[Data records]
◇ ◇ ◇ ◇

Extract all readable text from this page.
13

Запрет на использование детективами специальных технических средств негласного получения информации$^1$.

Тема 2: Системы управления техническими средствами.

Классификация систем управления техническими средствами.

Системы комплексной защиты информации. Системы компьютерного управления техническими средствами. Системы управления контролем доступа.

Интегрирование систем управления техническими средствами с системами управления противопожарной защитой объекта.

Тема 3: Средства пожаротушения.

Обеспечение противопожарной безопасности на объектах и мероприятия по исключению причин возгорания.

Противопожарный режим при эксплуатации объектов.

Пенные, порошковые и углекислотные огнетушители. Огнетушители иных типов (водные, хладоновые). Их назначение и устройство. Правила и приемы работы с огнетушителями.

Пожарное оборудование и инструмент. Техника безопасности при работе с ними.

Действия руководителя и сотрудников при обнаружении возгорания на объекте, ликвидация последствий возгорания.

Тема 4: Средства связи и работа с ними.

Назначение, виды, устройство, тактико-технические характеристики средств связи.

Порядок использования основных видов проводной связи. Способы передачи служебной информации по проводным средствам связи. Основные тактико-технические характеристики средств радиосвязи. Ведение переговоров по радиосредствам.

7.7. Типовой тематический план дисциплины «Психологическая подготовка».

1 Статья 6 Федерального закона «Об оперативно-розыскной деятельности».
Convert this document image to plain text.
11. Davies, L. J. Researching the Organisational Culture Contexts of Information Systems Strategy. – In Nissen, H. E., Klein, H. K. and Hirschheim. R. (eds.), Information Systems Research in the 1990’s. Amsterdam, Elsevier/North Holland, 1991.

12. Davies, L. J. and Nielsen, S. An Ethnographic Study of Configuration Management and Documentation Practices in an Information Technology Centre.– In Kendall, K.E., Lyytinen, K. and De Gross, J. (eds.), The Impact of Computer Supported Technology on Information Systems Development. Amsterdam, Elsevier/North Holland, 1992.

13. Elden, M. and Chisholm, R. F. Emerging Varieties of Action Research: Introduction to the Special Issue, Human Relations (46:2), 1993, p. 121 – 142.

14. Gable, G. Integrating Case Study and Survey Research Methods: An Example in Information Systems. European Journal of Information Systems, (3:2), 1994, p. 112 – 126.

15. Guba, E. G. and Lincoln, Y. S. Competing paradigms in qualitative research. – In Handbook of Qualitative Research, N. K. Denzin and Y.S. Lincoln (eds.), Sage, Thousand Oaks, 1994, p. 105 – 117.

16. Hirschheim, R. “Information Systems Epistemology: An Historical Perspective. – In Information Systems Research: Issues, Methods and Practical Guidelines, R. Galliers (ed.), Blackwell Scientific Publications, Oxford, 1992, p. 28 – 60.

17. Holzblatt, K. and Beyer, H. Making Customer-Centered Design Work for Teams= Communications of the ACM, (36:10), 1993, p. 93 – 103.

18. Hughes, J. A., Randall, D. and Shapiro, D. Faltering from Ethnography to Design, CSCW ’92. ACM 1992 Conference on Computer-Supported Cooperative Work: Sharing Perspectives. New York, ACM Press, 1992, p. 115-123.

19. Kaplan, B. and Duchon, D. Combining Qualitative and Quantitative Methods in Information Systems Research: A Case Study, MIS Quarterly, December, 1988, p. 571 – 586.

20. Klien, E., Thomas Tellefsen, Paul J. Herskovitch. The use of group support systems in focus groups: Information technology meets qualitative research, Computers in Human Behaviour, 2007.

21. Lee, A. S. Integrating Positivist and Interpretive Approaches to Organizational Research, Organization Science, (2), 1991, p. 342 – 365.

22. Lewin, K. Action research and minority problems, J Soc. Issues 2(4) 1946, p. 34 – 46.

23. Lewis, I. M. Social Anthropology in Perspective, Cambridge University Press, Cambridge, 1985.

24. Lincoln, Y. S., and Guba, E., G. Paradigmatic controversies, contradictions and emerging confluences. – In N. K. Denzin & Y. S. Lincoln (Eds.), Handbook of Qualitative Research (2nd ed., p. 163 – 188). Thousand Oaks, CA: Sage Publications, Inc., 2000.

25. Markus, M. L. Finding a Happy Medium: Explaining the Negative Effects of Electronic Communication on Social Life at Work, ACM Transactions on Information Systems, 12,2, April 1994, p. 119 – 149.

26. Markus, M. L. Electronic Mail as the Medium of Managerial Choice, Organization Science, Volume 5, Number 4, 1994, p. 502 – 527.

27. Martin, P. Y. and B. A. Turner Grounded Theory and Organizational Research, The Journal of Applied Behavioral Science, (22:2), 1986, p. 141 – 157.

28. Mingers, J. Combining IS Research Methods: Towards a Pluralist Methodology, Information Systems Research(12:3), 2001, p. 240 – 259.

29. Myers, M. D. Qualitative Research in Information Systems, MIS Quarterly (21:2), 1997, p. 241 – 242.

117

◇ ◇ ◇ ◇

# Given exercise
Extract the complete set of records unchanged.

# Answer for the task
Extract all readable text from this page.
13

Запрет на использование детективами специальных технических средств негласного получения информации$^1$.

Тема 2: Системы управления техническими средствами.

Классификация систем управления техническими средствами.

Системы комплексной защиты информации. Системы компьютерного управления техническими средствами. Системы управления контролем доступа.

Интегрирование систем управления техническими средствами с системами управления противопожарной защитой объекта.

Тема 3: Средства пожаротушения.

Обеспечение противопожарной безопасности на объектах и мероприятия по исключению причин возгорания.

Противопожарный режим при эксплуатации объектов.

Пенные, порошковые и углекислотные огнетушители. Огнетушители иных типов (водные, хладоновые). Их назначение и устройство. Правила и приемы работы с огнетушителями.

Пожарное оборудование и инструмент. Техника безопасности при работе с ними.

Действия руководителя и сотрудников при обнаружении возгорания на объекте, ликвидация последствий возгорания.

Тема 4: Средства связи и работа с ними.

Назначение, виды, устройство, тактико-технические характеристики средств связи.

Порядок использования основных видов проводной связи. Способы передачи служебной информации по проводным средствам связи. Основные тактико-технические характеристики средств радиосвязи. Ведение переговоров по радиосредствам.

7.7. Типовой тематический план дисциплины «Психологическая подготовка».

1 Статья 6 Федерального закона «Об оперативно-розыскной деятельности».
Convert this document image to plain text.
11. Davies, L. J. Researching the Organisational Culture Contexts of Information Systems Strategy. – In Nissen, H. E., Klein, H. K. and Hirschheim. R. (eds.), Information Systems Research in the 1990’s. Amsterdam, Elsevier/North Holland, 1991.

12. Davies, L. J. and Nielsen, S. An Ethnographic Study of Configuration Management and Documentation Practices in an Information Technology Centre.– In Kendall, K.E., Lyytinen, K. and De Gross, J. (eds.), The Impact of Computer Supported Technology on Information Systems Development. Amsterdam, Elsevier/North Holland, 1992.

13. Elden, M. and Chisholm, R. F. Emerging Varieties of Action Research: Introduction to the Special Issue, Human Relations (46:2), 1993, p. 121 – 142.

14. Gable, G. Integrating Case Study and Survey Research Methods: An Example in Information Systems. European Journal of Information Systems, (3:2), 1994, p. 112 – 126.

15. Guba, E. G. and Lincoln, Y. S. Competing paradigms in qualitative research. – In Handbook of Qualitative Research, N. K. Denzin and Y.S. Lincoln (eds.), Sage, Thousand Oaks, 1994, p. 105 – 117.

16. Hirschheim, R. “Information Systems Epistemology: An Historical Perspective. – In Information Systems Research: Issues, Methods and Practical Guidelines, R. Galliers (ed.), Blackwell Scientific Publications, Oxford, 1992, p. 28 – 60.

17. Holzblatt, K. and Beyer, H. Making Customer-Centered Design Work for Teams= Communications of the ACM, (36:10), 1993, p. 93 – 103.

18. Hughes, J. A., Randall, D. and Shapiro, D. Faltering from Ethnography to Design, CSCW ’92. ACM 1992 Conference on Computer-Supported Cooperative Work: Sharing Perspectives. New York, ACM Press, 1992, p. 115-123.

19. Kaplan, B. and Duchon, D. Combining Qualitative and Quantitative Methods in Information Systems Research: A Case Study, MIS Quarterly, December, 1988, p. 571 – 586.

20. Klien, E., Thomas Tellefsen, Paul J. Herskovitch. The use of group support systems in focus groups: Information technology meets qualitative research, Computers in Human Behaviour, 2007.

21. Lee, A. S. Integrating Positivist and Interpretive Approaches to Organizational Research, Organization Science, (2), 1991, p. 342 – 365.

22. Lewin, K. Action research and minority problems, J Soc. Issues 2(4) 1946, p. 34 – 46.

23. Lewis, I. M. Social Anthropology in Perspective, Cambridge University Press, Cambridge, 1985.

24. Lincoln, Y. S., and Guba, E., G. Paradigmatic controversies, contradictions and emerging confluences. – In N. K. Denzin & Y. S. Lincoln (Eds.), Handbook of Qualitative Research (2nd ed., p. 163 – 188). Thousand Oaks, CA: Sage Publications, Inc., 2000.

25. Markus, M. L. Finding a Happy Medium: Explaining the Negative Effects of Electronic Communication on Social Life at Work, ACM Transactions on Information Systems, 12,2, April 1994, p. 119 – 149.

26. Markus, M. L. Electronic Mail as the Medium of Managerial Choice, Organization Science, Volume 5, Number 4, 1994, p. 502 – 527.

27. Martin, P. Y. and B. A. Turner Grounded Theory and Organizational Research, The Journal of Applied Behavioral Science, (22:2), 1986, p. 141 – 157.

28. Mingers, J. Combining IS Research Methods: Towards a Pluralist Methodology, Information Systems Research(12:3), 2001, p. 240 – 259.

29. Myers, M. D. Qualitative Research in Information Systems, MIS Quarterly (21:2), 1997, p. 241 – 242.

117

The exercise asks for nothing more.